- [Task details]:
Reproduce each record exactly.

- [Exercise data]:
□ □ □ □ □ □ □

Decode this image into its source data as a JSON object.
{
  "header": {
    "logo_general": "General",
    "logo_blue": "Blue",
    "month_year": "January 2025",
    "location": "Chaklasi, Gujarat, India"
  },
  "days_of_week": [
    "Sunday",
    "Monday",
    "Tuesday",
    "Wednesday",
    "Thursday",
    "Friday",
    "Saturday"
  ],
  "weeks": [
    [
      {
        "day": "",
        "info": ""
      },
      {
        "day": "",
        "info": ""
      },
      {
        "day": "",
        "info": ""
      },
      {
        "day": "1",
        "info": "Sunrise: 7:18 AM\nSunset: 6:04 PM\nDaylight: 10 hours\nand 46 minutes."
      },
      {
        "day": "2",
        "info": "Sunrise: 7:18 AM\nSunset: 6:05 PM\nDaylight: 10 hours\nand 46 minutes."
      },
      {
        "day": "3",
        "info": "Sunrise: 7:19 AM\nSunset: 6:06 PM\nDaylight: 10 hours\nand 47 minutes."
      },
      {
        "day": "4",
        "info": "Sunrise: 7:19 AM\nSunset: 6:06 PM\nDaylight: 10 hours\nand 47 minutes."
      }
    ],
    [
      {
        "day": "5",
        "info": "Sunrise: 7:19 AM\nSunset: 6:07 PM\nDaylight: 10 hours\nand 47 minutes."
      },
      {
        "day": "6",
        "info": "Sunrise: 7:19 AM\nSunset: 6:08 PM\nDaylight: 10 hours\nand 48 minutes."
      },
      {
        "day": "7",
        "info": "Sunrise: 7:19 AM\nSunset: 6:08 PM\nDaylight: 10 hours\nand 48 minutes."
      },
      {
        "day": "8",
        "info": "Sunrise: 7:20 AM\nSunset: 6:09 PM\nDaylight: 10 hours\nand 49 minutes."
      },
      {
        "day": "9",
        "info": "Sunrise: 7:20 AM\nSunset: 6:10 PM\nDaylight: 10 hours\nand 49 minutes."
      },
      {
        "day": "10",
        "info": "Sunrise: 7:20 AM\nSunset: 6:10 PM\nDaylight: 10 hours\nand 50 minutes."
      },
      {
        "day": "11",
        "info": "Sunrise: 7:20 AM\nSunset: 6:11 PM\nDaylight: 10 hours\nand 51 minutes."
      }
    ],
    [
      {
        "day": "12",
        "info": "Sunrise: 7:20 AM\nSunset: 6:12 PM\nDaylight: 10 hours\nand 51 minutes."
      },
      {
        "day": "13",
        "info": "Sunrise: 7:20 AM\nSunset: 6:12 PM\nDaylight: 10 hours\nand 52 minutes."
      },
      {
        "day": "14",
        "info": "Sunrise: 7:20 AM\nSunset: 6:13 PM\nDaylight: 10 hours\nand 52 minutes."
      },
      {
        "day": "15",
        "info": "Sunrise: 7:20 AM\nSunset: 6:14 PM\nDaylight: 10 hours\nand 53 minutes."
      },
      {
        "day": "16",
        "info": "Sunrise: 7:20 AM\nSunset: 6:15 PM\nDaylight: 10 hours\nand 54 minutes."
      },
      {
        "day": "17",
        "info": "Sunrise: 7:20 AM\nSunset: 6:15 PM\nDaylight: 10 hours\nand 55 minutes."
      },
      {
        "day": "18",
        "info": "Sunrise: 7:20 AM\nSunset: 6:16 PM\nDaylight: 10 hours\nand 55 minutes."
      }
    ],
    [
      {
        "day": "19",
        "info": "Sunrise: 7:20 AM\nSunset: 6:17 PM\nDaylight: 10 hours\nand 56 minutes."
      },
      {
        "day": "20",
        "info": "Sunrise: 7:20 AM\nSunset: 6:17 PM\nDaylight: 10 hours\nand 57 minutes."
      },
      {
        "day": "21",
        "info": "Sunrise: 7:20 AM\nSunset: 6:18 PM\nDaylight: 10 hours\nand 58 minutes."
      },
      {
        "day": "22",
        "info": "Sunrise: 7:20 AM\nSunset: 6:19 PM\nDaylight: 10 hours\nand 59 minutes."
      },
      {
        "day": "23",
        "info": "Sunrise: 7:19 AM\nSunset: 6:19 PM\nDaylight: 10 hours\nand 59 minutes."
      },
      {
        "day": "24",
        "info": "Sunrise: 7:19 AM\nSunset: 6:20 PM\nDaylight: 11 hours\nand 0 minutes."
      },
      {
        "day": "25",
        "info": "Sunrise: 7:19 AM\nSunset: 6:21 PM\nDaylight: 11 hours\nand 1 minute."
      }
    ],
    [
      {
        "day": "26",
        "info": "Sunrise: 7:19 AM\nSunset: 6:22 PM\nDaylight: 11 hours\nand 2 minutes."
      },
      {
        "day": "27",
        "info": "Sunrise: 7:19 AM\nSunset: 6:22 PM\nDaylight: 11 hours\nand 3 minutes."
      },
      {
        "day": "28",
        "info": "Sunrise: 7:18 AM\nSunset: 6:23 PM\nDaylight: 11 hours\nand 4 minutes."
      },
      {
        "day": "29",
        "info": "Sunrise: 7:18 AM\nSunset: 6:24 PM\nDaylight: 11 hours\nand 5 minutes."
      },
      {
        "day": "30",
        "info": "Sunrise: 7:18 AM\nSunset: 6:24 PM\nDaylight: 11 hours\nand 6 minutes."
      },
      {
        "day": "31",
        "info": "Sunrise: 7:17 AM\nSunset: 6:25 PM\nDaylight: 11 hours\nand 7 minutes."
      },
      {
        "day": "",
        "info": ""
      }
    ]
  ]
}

□ □ □ □ □ □ □

- [Output for this task]:
Decode this image into its source data as a JSON object.
{
  "header": {
    "logo_general": "General",
    "logo_blue": "Blue",
    "month_year": "January 2025",
    "location": "Chaklasi, Gujarat, India"
  },
  "days_of_week": [
    "Sunday",
    "Monday",
    "Tuesday",
    "Wednesday",
    "Thursday",
    "Friday",
    "Saturday"
  ],
  "weeks": [
    [
      {
        "day": "",
        "info": ""
      },
      {
        "day": "",
        "info": ""
      },
      {
        "day": "",
        "info": ""
      },
      {
        "day": "1",
        "info": "Sunrise: 7:18 AM\nSunset: 6:04 PM\nDaylight: 10 hours\nand 46 minutes."
      },
      {
        "day": "2",
        "info": "Sunrise: 7:18 AM\nSunset: 6:05 PM\nDaylight: 10 hours\nand 46 minutes."
      },
      {
        "day": "3",
        "info": "Sunrise: 7:19 AM\nSunset: 6:06 PM\nDaylight: 10 hours\nand 47 minutes."
      },
      {
        "day": "4",
        "info": "Sunrise: 7:19 AM\nSunset: 6:06 PM\nDaylight: 10 hours\nand 47 minutes."
      }
    ],
    [
      {
        "day": "5",
        "info": "Sunrise: 7:19 AM\nSunset: 6:07 PM\nDaylight: 10 hours\nand 47 minutes."
      },
      {
        "day": "6",
        "info": "Sunrise: 7:19 AM\nSunset: 6:08 PM\nDaylight: 10 hours\nand 48 minutes."
      },
      {
        "day": "7",
        "info": "Sunrise: 7:19 AM\nSunset: 6:08 PM\nDaylight: 10 hours\nand 48 minutes."
      },
      {
        "day": "8",
        "info": "Sunrise: 7:20 AM\nSunset: 6:09 PM\nDaylight: 10 hours\nand 49 minutes."
      },
      {
        "day": "9",
        "info": "Sunrise: 7:20 AM\nSunset: 6:10 PM\nDaylight: 10 hours\nand 49 minutes."
      },
      {
        "day": "10",
        "info": "Sunrise: 7:20 AM\nSunset: 6:10 PM\nDaylight: 10 hours\nand 50 minutes."
      },
      {
        "day": "11",
        "info": "Sunrise: 7:20 AM\nSunset: 6:11 PM\nDaylight: 10 hours\nand 51 minutes."
      }
    ],
    [
      {
        "day": "12",
        "info": "Sunrise: 7:20 AM\nSunset: 6:12 PM\nDaylight: 10 hours\nand 51 minutes."
      },
      {
        "day": "13",
        "info": "Sunrise: 7:20 AM\nSunset: 6:12 PM\nDaylight: 10 hours\nand 52 minutes."
      },
      {
        "day": "14",
        "info": "Sunrise: 7:20 AM\nSunset: 6:13 PM\nDaylight: 10 hours\nand 52 minutes."
      },
      {
        "day": "15",
        "info": "Sunrise: 7:20 AM\nSunset: 6:14 PM\nDaylight: 10 hours\nand 53 minutes."
      },
      {
        "day": "16",
        "info": "Sunrise: 7:20 AM\nSunset: 6:15 PM\nDaylight: 10 hours\nand 54 minutes."
      },
      {
        "day": "17",
        "info": "Sunrise: 7:20 AM\nSunset: 6:15 PM\nDaylight: 10 hours\nand 55 minutes."
      },
      {
        "day": "18",
        "info": "Sunrise: 7:20 AM\nSunset: 6:16 PM\nDaylight: 10 hours\nand 55 minutes."
      }
    ],
    [
      {
        "day": "19",
        "info": "Sunrise: 7:20 AM\nSunset: 6:17 PM\nDaylight: 10 hours\nand 56 minutes."
      },
      {
        "day": "20",
        "info": "Sunrise: 7:20 AM\nSunset: 6:17 PM\nDaylight: 10 hours\nand 57 minutes."
      },
      {
        "day": "21",
        "info": "Sunrise: 7:20 AM\nSunset: 6:18 PM\nDaylight: 10 hours\nand 58 minutes."
      },
      {
        "day": "22",
        "info": "Sunrise: 7:20 AM\nSunset: 6:19 PM\nDaylight: 10 hours\nand 59 minutes."
      },
      {
        "day": "23",
        "info": "Sunrise: 7:19 AM\nSunset: 6:19 PM\nDaylight: 10 hours\nand 59 minutes."
      },
      {
        "day": "24",
        "info": "Sunrise: 7:19 AM\nSunset: 6:20 PM\nDaylight: 11 hours\nand 0 minutes."
      },
      {
        "day": "25",
        "info": "Sunrise: 7:19 AM\nSunset: 6:21 PM\nDaylight: 11 hours\nand 1 minute."
      }
    ],
    [
      {
        "day": "26",
        "info": "Sunrise: 7:19 AM\nSunset: 6:22 PM\nDaylight: 11 hours\nand 2 minutes."
      },
      {
        "day": "27",
        "info": "Sunrise: 7:19 AM\nSunset: 6:22 PM\nDaylight: 11 hours\nand 3 minutes."
      },
      {
        "day": "28",
        "info": "Sunrise: 7:18 AM\nSunset: 6:23 PM\nDaylight: 11 hours\nand 4 minutes."
      },
      {
        "day": "29",
        "info": "Sunrise: 7:18 AM\nSunset: 6:24 PM\nDaylight: 11 hours\nand 5 minutes."
      },
      {
        "day": "30",
        "info": "Sunrise: 7:18 AM\nSunset: 6:24 PM\nDaylight: 11 hours\nand 6 minutes."
      },
      {
        "day": "31",
        "info": "Sunrise: 7:17 AM\nSunset: 6:25 PM\nDaylight: 11 hours\nand 7 minutes."
      },
      {
        "day": "",
        "info": ""
      }
    ]
  ]
}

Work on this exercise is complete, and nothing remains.